*DATA LISTING*:
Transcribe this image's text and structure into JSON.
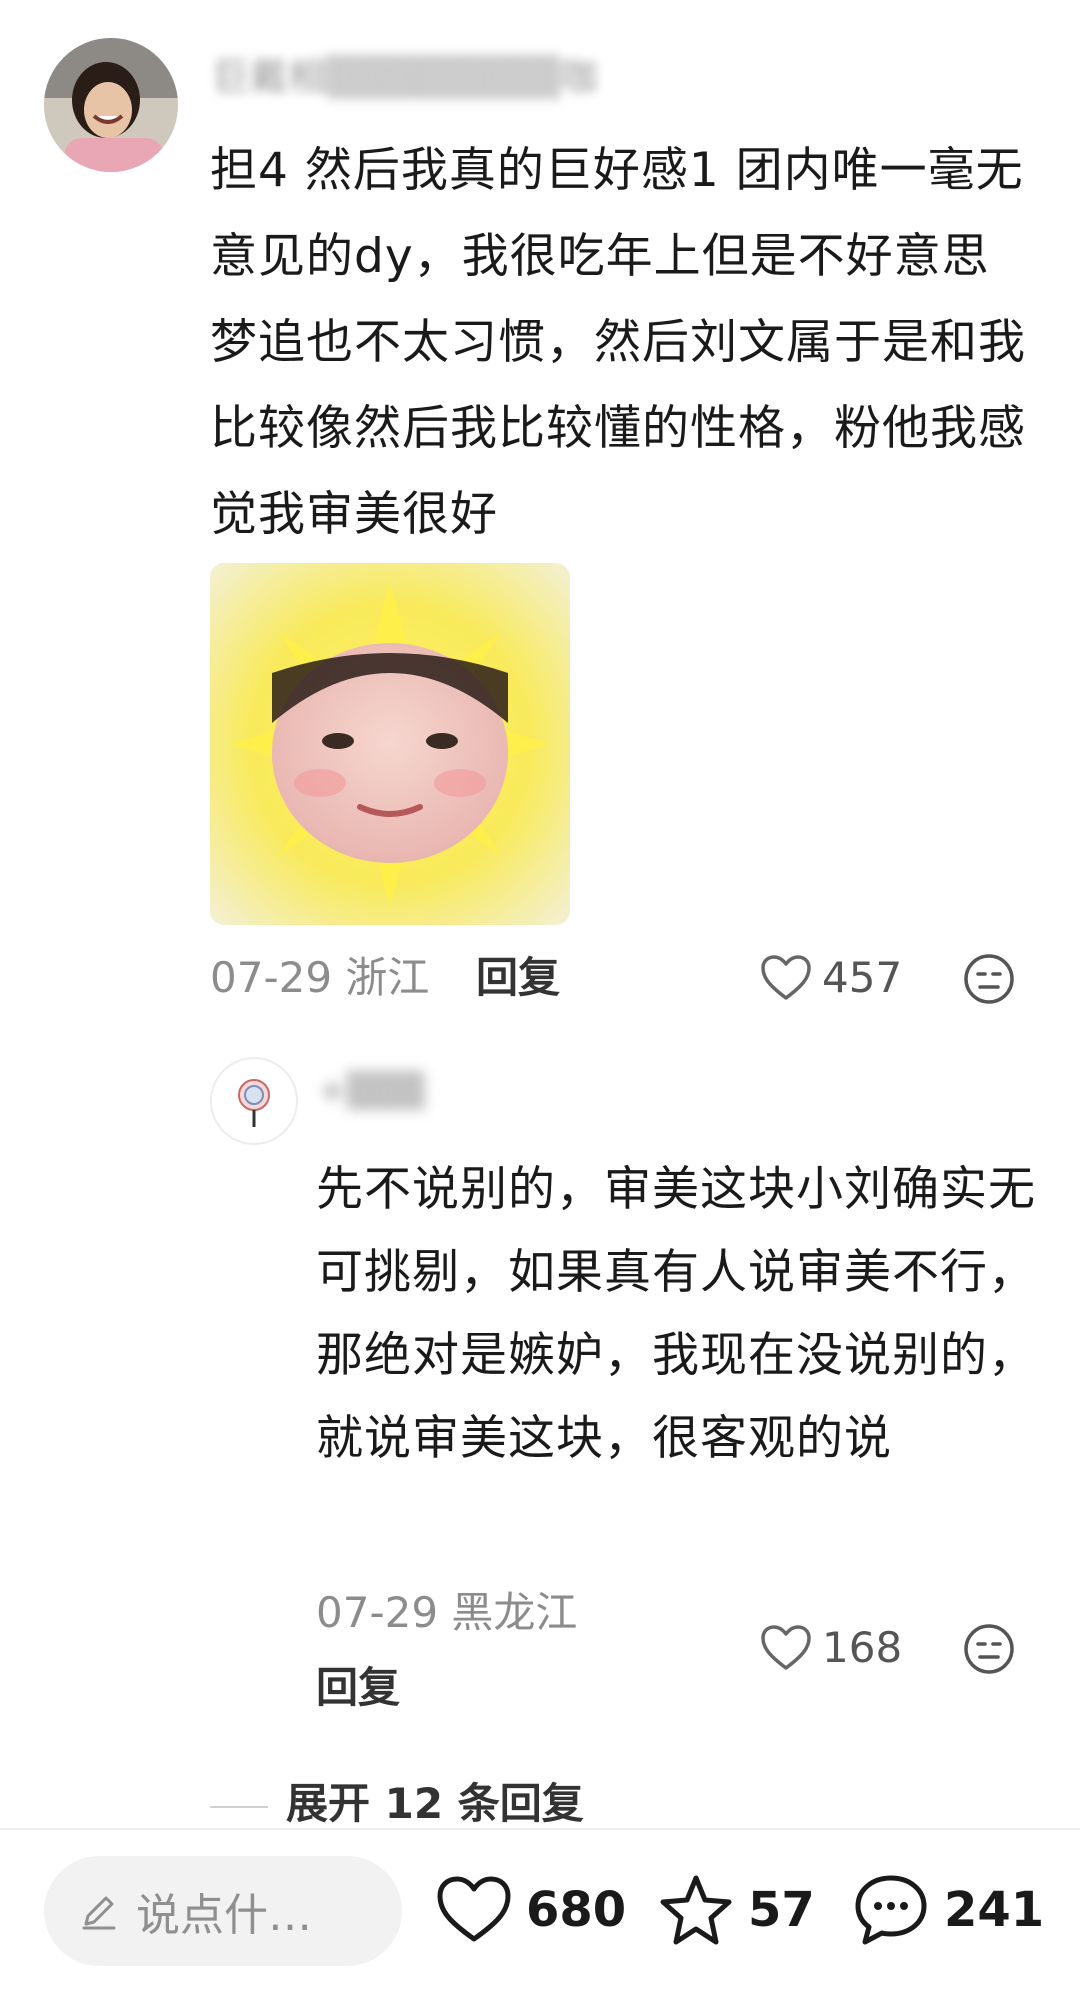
{
  "comment": {
    "username": "巨戴相▒▒▒▒▒▒▒▒咖",
    "text": "担4 然后我真的巨好感1 团内唯一毫无意见的dy，我很吃年上但是不好意思梦追也不太习惯，然后刘文属于是和我比较像然后我比较懂的性格，粉他我感觉我审美很好",
    "date_location": "07-29 浙江",
    "reply_label": "回复",
    "like_count": "457",
    "icons": {
      "like": "heart-outline-icon",
      "react": "emoji-face-icon"
    }
  },
  "reply": {
    "username": "+▒▒▒",
    "text": "先不说别的，审美这块小刘确实无可挑剔，如果真有人说审美不行，那绝对是嫉妒，我现在没说别的，就说审美这块，很客观的说",
    "date_location": "07-29 黑龙江",
    "reply_label": "回复",
    "like_count": "168"
  },
  "expand": {
    "label": "展开 12 条回复"
  },
  "bottom_bar": {
    "input_placeholder": "说点什…",
    "likes": "680",
    "favorites": "57",
    "comments": "241",
    "icons": {
      "edit": "pencil-icon",
      "like": "heart-icon",
      "favorite": "star-icon",
      "comment": "chat-bubble-icon"
    }
  },
  "colors": {
    "text": "#1a1a1a",
    "meta": "#8c8c8c",
    "sticker_yellow": "#f6e54a"
  }
}
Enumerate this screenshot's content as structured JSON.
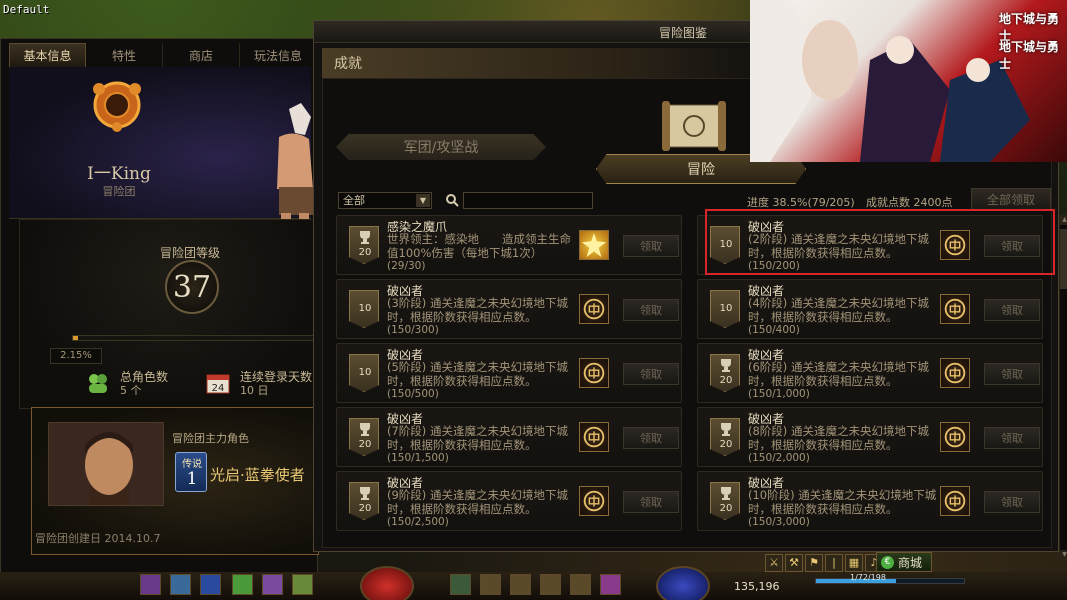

*WHAT YOU HAVE TO DO*: Copy the material above exactly and drop the pictures.

*RESULT OF THE TASK*:
Transcribe this image's text and structure into JSON.
{
  "comment": {
    "username": "巨戴相▒▒▒▒▒▒▒▒咖",
    "text": "担4 然后我真的巨好感1 团内唯一毫无意见的dy，我很吃年上但是不好意思梦追也不太习惯，然后刘文属于是和我比较像然后我比较懂的性格，粉他我感觉我审美很好",
    "date_location": "07-29 浙江",
    "reply_label": "回复",
    "like_count": "457",
    "icons": {
      "like": "heart-outline-icon",
      "react": "emoji-face-icon"
    }
  },
  "reply": {
    "username": "+▒▒▒",
    "text": "先不说别的，审美这块小刘确实无可挑剔，如果真有人说审美不行，那绝对是嫉妒，我现在没说别的，就说审美这块，很客观的说",
    "date_location": "07-29 黑龙江",
    "reply_label": "回复",
    "like_count": "168"
  },
  "expand": {
    "label": "展开 12 条回复"
  },
  "bottom_bar": {
    "input_placeholder": "说点什…",
    "likes": "680",
    "favorites": "57",
    "comments": "241",
    "icons": {
      "edit": "pencil-icon",
      "like": "heart-icon",
      "favorite": "star-icon",
      "comment": "chat-bubble-icon"
    }
  },
  "colors": {
    "text": "#1a1a1a",
    "meta": "#8c8c8c",
    "sticker_yellow": "#f6e54a"
  }
}
Enumerate this screenshot's content as structured JSON.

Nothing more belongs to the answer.